**Data provided**

--- begin ---

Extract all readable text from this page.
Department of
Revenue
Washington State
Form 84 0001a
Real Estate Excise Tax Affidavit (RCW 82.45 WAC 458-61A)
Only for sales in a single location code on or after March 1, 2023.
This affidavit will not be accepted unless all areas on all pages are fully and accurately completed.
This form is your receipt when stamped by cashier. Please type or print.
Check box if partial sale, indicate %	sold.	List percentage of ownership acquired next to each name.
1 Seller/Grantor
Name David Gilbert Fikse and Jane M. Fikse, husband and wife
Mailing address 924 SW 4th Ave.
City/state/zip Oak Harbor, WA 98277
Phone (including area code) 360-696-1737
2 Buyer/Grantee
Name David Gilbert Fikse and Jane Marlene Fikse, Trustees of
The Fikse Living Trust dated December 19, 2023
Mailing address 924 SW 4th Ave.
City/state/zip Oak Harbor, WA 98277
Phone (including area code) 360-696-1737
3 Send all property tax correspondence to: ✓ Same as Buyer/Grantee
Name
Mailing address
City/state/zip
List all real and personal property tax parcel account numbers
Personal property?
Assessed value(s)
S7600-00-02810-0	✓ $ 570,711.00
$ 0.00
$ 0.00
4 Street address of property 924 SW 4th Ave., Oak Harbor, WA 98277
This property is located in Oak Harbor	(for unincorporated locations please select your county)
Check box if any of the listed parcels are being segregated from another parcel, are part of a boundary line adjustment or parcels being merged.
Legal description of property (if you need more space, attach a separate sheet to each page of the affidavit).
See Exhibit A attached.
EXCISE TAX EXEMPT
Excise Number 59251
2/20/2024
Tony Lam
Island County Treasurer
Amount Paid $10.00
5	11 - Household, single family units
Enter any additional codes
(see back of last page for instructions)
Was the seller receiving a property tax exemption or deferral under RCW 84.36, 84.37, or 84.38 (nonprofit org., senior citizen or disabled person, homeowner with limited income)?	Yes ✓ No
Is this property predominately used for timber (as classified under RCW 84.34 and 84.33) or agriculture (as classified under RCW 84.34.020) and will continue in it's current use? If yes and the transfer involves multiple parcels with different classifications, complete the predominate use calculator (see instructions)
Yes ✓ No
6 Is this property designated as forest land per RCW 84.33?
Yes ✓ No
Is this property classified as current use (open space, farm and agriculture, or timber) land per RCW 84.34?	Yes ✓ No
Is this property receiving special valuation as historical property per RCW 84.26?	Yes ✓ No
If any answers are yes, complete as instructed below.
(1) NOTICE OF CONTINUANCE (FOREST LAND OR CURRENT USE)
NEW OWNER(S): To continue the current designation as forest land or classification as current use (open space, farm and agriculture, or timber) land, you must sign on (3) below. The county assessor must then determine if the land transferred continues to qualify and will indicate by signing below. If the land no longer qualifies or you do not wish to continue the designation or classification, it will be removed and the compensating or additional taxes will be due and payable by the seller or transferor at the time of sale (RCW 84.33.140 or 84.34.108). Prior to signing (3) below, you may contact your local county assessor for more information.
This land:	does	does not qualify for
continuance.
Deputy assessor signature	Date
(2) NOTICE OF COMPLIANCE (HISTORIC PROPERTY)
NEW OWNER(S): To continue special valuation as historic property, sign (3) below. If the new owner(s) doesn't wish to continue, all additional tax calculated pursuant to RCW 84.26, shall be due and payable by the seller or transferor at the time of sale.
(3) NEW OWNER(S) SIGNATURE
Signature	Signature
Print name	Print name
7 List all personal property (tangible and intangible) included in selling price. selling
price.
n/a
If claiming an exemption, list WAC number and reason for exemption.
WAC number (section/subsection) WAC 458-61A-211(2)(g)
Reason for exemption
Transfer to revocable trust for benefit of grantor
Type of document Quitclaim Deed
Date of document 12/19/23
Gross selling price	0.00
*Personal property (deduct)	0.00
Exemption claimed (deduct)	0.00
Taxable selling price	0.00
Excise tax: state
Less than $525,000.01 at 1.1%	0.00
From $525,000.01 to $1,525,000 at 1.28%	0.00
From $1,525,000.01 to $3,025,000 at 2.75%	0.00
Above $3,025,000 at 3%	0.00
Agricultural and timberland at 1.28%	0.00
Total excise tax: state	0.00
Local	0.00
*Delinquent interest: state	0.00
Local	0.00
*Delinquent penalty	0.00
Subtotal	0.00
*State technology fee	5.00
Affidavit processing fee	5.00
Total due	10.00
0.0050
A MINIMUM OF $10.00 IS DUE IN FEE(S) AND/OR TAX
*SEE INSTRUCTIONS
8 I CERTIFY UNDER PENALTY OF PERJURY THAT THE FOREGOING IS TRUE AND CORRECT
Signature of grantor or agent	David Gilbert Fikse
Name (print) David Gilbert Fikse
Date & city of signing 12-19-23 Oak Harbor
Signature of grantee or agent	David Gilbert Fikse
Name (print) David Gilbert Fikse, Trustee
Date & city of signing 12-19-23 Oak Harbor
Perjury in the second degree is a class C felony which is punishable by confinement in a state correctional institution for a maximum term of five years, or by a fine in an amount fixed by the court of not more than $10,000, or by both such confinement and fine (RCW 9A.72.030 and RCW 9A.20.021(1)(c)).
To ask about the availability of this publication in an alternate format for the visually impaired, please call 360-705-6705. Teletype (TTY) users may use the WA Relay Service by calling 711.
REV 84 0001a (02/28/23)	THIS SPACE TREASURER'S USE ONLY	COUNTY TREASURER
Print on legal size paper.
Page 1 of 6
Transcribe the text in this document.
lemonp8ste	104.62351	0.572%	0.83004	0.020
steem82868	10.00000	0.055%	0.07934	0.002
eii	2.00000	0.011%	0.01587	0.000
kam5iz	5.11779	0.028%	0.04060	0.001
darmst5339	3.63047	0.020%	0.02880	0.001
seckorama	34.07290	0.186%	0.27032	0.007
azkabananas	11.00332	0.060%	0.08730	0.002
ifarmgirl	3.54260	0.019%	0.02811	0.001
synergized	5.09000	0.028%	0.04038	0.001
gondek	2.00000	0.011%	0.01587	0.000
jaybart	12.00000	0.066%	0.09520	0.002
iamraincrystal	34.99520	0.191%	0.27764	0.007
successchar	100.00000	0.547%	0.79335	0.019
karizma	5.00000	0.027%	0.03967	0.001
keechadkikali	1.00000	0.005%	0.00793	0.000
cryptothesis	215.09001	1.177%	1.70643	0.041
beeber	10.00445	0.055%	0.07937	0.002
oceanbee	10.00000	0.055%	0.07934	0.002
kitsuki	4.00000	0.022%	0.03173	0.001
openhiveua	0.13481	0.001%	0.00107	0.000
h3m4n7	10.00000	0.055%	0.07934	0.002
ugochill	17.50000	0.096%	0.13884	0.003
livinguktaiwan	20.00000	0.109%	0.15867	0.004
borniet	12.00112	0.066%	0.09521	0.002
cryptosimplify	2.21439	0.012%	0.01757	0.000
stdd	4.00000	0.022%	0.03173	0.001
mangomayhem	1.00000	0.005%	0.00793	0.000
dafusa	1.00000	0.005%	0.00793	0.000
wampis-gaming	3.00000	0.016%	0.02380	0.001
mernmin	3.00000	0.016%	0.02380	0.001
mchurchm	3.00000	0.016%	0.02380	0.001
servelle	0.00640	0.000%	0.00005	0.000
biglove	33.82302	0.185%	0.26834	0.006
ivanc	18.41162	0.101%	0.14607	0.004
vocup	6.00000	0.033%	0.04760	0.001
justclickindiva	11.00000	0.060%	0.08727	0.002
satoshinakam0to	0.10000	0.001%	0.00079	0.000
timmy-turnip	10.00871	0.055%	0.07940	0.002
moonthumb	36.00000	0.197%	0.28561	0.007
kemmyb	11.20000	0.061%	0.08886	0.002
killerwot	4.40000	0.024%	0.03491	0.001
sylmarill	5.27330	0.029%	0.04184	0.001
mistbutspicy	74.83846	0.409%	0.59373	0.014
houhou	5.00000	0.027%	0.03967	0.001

--- end ---

Every line above should be retyped exactly as given.

Extract all readable text from this page.
Department of
Revenue
Washington State
Form 84 0001a
Real Estate Excise Tax Affidavit (RCW 82.45 WAC 458-61A)
Only for sales in a single location code on or after March 1, 2023.
This affidavit will not be accepted unless all areas on all pages are fully and accurately completed.
This form is your receipt when stamped by cashier. Please type or print.
Check box if partial sale, indicate %	sold.	List percentage of ownership acquired next to each name.
1 Seller/Grantor
Name David Gilbert Fikse and Jane M. Fikse, husband and wife
Mailing address 924 SW 4th Ave.
City/state/zip Oak Harbor, WA 98277
Phone (including area code) 360-696-1737
2 Buyer/Grantee
Name David Gilbert Fikse and Jane Marlene Fikse, Trustees of
The Fikse Living Trust dated December 19, 2023
Mailing address 924 SW 4th Ave.
City/state/zip Oak Harbor, WA 98277
Phone (including area code) 360-696-1737
3 Send all property tax correspondence to: ✓ Same as Buyer/Grantee
Name
Mailing address
City/state/zip
List all real and personal property tax parcel account numbers
Personal property?
Assessed value(s)
S7600-00-02810-0	✓ $ 570,711.00
$ 0.00
$ 0.00
4 Street address of property 924 SW 4th Ave., Oak Harbor, WA 98277
This property is located in Oak Harbor	(for unincorporated locations please select your county)
Check box if any of the listed parcels are being segregated from another parcel, are part of a boundary line adjustment or parcels being merged.
Legal description of property (if you need more space, attach a separate sheet to each page of the affidavit).
See Exhibit A attached.
EXCISE TAX EXEMPT
Excise Number 59251
2/20/2024
Tony Lam
Island County Treasurer
Amount Paid $10.00
5	11 - Household, single family units
Enter any additional codes
(see back of last page for instructions)
Was the seller receiving a property tax exemption or deferral under RCW 84.36, 84.37, or 84.38 (nonprofit org., senior citizen or disabled person, homeowner with limited income)?	Yes ✓ No
Is this property predominately used for timber (as classified under RCW 84.34 and 84.33) or agriculture (as classified under RCW 84.34.020) and will continue in it's current use? If yes and the transfer involves multiple parcels with different classifications, complete the predominate use calculator (see instructions)
Yes ✓ No
6 Is this property designated as forest land per RCW 84.33?
Yes ✓ No
Is this property classified as current use (open space, farm and agriculture, or timber) land per RCW 84.34?	Yes ✓ No
Is this property receiving special valuation as historical property per RCW 84.26?	Yes ✓ No
If any answers are yes, complete as instructed below.
(1) NOTICE OF CONTINUANCE (FOREST LAND OR CURRENT USE)
NEW OWNER(S): To continue the current designation as forest land or classification as current use (open space, farm and agriculture, or timber) land, you must sign on (3) below. The county assessor must then determine if the land transferred continues to qualify and will indicate by signing below. If the land no longer qualifies or you do not wish to continue the designation or classification, it will be removed and the compensating or additional taxes will be due and payable by the seller or transferor at the time of sale (RCW 84.33.140 or 84.34.108). Prior to signing (3) below, you may contact your local county assessor for more information.
This land:	does	does not qualify for
continuance.
Deputy assessor signature	Date
(2) NOTICE OF COMPLIANCE (HISTORIC PROPERTY)
NEW OWNER(S): To continue special valuation as historic property, sign (3) below. If the new owner(s) doesn't wish to continue, all additional tax calculated pursuant to RCW 84.26, shall be due and payable by the seller or transferor at the time of sale.
(3) NEW OWNER(S) SIGNATURE
Signature	Signature
Print name	Print name
7 List all personal property (tangible and intangible) included in selling price. selling
price.
n/a
If claiming an exemption, list WAC number and reason for exemption.
WAC number (section/subsection) WAC 458-61A-211(2)(g)
Reason for exemption
Transfer to revocable trust for benefit of grantor
Type of document Quitclaim Deed
Date of document 12/19/23
Gross selling price	0.00
*Personal property (deduct)	0.00
Exemption claimed (deduct)	0.00
Taxable selling price	0.00
Excise tax: state
Less than $525,000.01 at 1.1%	0.00
From $525,000.01 to $1,525,000 at 1.28%	0.00
From $1,525,000.01 to $3,025,000 at 2.75%	0.00
Above $3,025,000 at 3%	0.00
Agricultural and timberland at 1.28%	0.00
Total excise tax: state	0.00
Local	0.00
*Delinquent interest: state	0.00
Local	0.00
*Delinquent penalty	0.00
Subtotal	0.00
*State technology fee	5.00
Affidavit processing fee	5.00
Total due	10.00
0.0050
A MINIMUM OF $10.00 IS DUE IN FEE(S) AND/OR TAX
*SEE INSTRUCTIONS
8 I CERTIFY UNDER PENALTY OF PERJURY THAT THE FOREGOING IS TRUE AND CORRECT
Signature of grantor or agent	David Gilbert Fikse
Name (print) David Gilbert Fikse
Date & city of signing 12-19-23 Oak Harbor
Signature of grantee or agent	David Gilbert Fikse
Name (print) David Gilbert Fikse, Trustee
Date & city of signing 12-19-23 Oak Harbor
Perjury in the second degree is a class C felony which is punishable by confinement in a state correctional institution for a maximum term of five years, or by a fine in an amount fixed by the court of not more than $10,000, or by both such confinement and fine (RCW 9A.72.030 and RCW 9A.20.021(1)(c)).
To ask about the availability of this publication in an alternate format for the visually impaired, please call 360-705-6705. Teletype (TTY) users may use the WA Relay Service by calling 711.
REV 84 0001a (02/28/23)	THIS SPACE TREASURER'S USE ONLY	COUNTY TREASURER
Print on legal size paper.
Page 1 of 6
Transcribe the text in this document.
lemonp8ste	104.62351	0.572%	0.83004	0.020
steem82868	10.00000	0.055%	0.07934	0.002
eii	2.00000	0.011%	0.01587	0.000
kam5iz	5.11779	0.028%	0.04060	0.001
darmst5339	3.63047	0.020%	0.02880	0.001
seckorama	34.07290	0.186%	0.27032	0.007
azkabananas	11.00332	0.060%	0.08730	0.002
ifarmgirl	3.54260	0.019%	0.02811	0.001
synergized	5.09000	0.028%	0.04038	0.001
gondek	2.00000	0.011%	0.01587	0.000
jaybart	12.00000	0.066%	0.09520	0.002
iamraincrystal	34.99520	0.191%	0.27764	0.007
successchar	100.00000	0.547%	0.79335	0.019
karizma	5.00000	0.027%	0.03967	0.001
keechadkikali	1.00000	0.005%	0.00793	0.000
cryptothesis	215.09001	1.177%	1.70643	0.041
beeber	10.00445	0.055%	0.07937	0.002
oceanbee	10.00000	0.055%	0.07934	0.002
kitsuki	4.00000	0.022%	0.03173	0.001
openhiveua	0.13481	0.001%	0.00107	0.000
h3m4n7	10.00000	0.055%	0.07934	0.002
ugochill	17.50000	0.096%	0.13884	0.003
livinguktaiwan	20.00000	0.109%	0.15867	0.004
borniet	12.00112	0.066%	0.09521	0.002
cryptosimplify	2.21439	0.012%	0.01757	0.000
stdd	4.00000	0.022%	0.03173	0.001
mangomayhem	1.00000	0.005%	0.00793	0.000
dafusa	1.00000	0.005%	0.00793	0.000
wampis-gaming	3.00000	0.016%	0.02380	0.001
mernmin	3.00000	0.016%	0.02380	0.001
mchurchm	3.00000	0.016%	0.02380	0.001
servelle	0.00640	0.000%	0.00005	0.000
biglove	33.82302	0.185%	0.26834	0.006
ivanc	18.41162	0.101%	0.14607	0.004
vocup	6.00000	0.033%	0.04760	0.001
justclickindiva	11.00000	0.060%	0.08727	0.002
satoshinakam0to	0.10000	0.001%	0.00079	0.000
timmy-turnip	10.00871	0.055%	0.07940	0.002
moonthumb	36.00000	0.197%	0.28561	0.007
kemmyb	11.20000	0.061%	0.08886	0.002
killerwot	4.40000	0.024%	0.03491	0.001
sylmarill	5.27330	0.029%	0.04184	0.001
mistbutspicy	74.83846	0.409%	0.59373	0.014
houhou	5.00000	0.027%	0.03967	0.001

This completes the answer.